Your goal → Look for the word "form" in the entries below, then copy every line that has it.

Stored records →
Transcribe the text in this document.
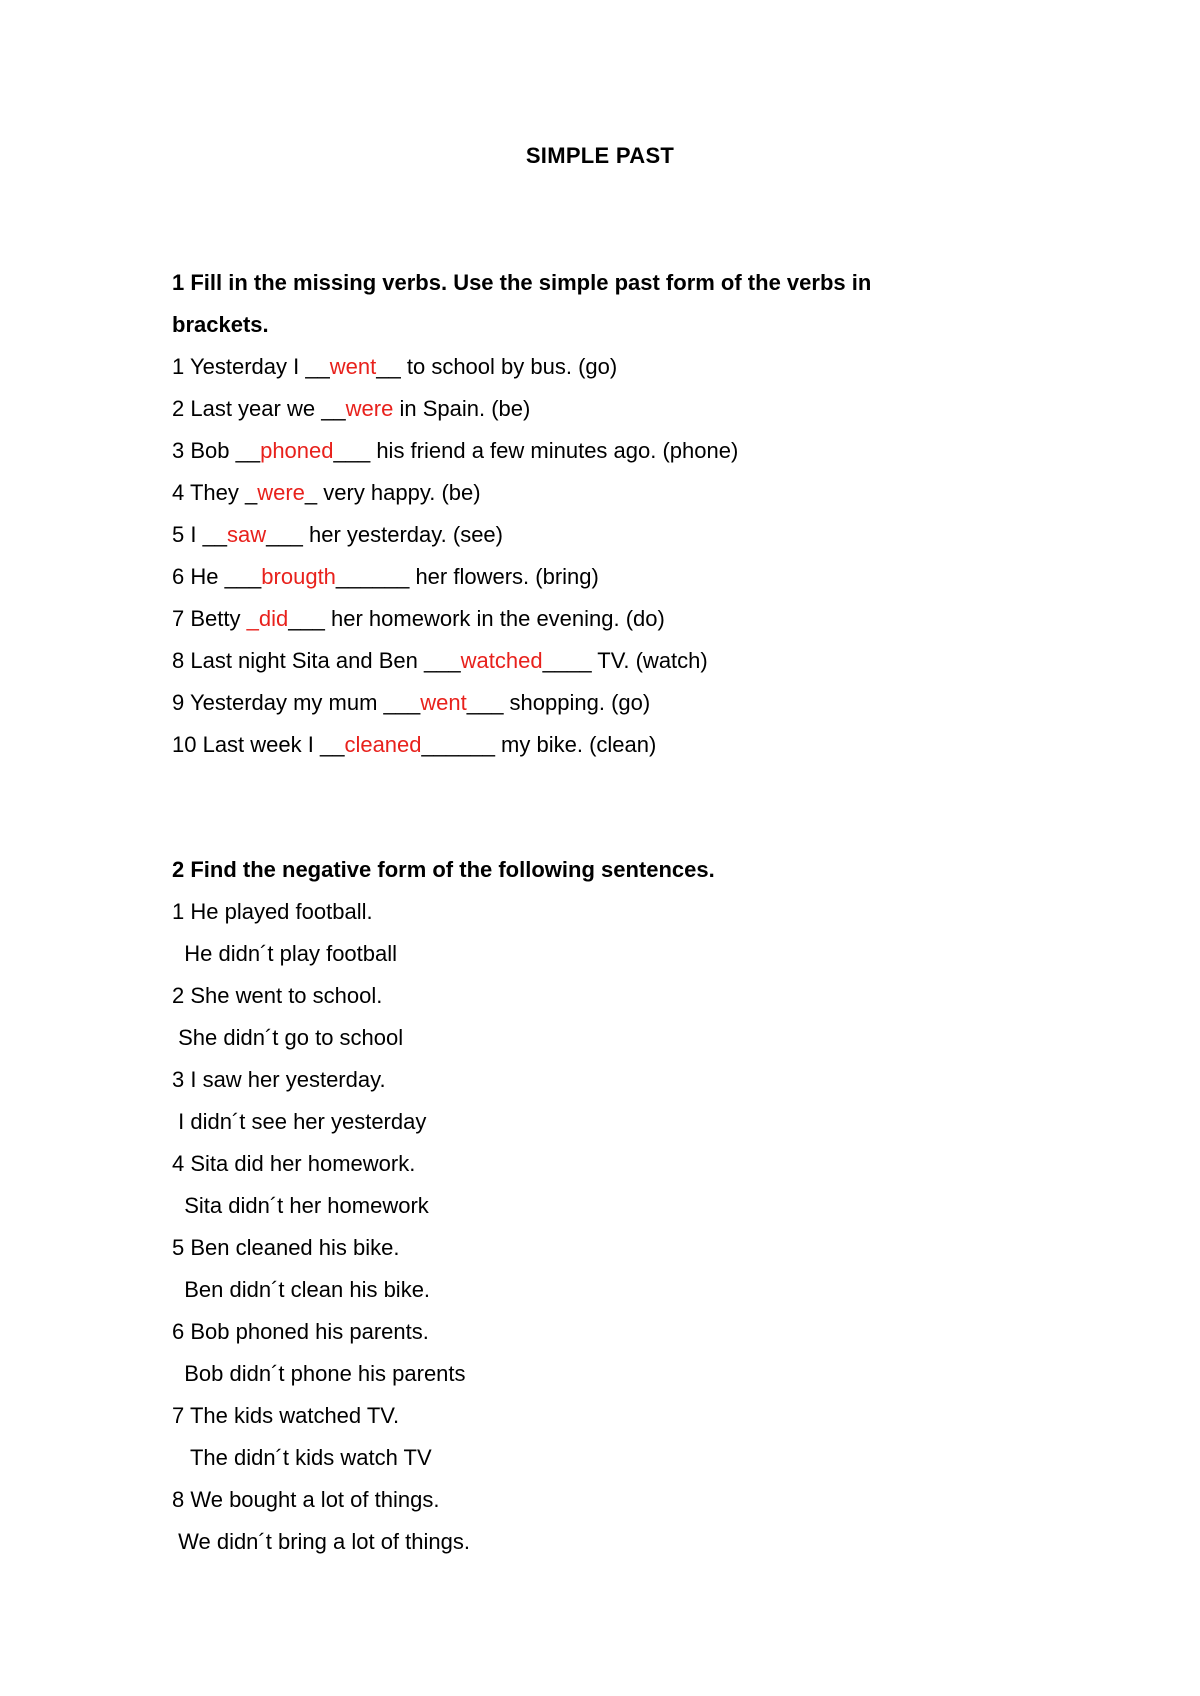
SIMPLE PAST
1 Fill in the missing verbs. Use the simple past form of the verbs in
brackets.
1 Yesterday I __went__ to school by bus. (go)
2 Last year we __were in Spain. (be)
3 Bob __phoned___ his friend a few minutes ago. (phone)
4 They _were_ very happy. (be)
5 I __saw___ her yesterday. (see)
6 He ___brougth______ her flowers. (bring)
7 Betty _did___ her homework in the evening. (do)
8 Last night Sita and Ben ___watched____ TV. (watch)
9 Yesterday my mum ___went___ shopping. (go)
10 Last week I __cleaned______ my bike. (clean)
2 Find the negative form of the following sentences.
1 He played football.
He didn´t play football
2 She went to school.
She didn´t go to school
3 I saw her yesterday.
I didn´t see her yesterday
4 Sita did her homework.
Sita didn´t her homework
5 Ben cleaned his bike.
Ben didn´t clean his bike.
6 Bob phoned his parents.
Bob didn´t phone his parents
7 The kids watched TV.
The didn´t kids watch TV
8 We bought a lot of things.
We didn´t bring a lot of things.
==
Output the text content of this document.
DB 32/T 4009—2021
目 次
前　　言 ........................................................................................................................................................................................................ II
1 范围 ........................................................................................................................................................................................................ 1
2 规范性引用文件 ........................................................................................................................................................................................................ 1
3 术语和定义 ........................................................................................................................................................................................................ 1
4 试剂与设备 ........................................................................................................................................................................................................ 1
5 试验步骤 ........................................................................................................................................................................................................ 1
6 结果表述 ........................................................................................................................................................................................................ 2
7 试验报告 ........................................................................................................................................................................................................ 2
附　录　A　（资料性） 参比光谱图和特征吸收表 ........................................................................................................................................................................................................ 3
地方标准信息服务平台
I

Solution to the exercise →
1 Fill in the missing verbs. Use the simple past form of the verbs in
2 Find the negative form of the following sentences.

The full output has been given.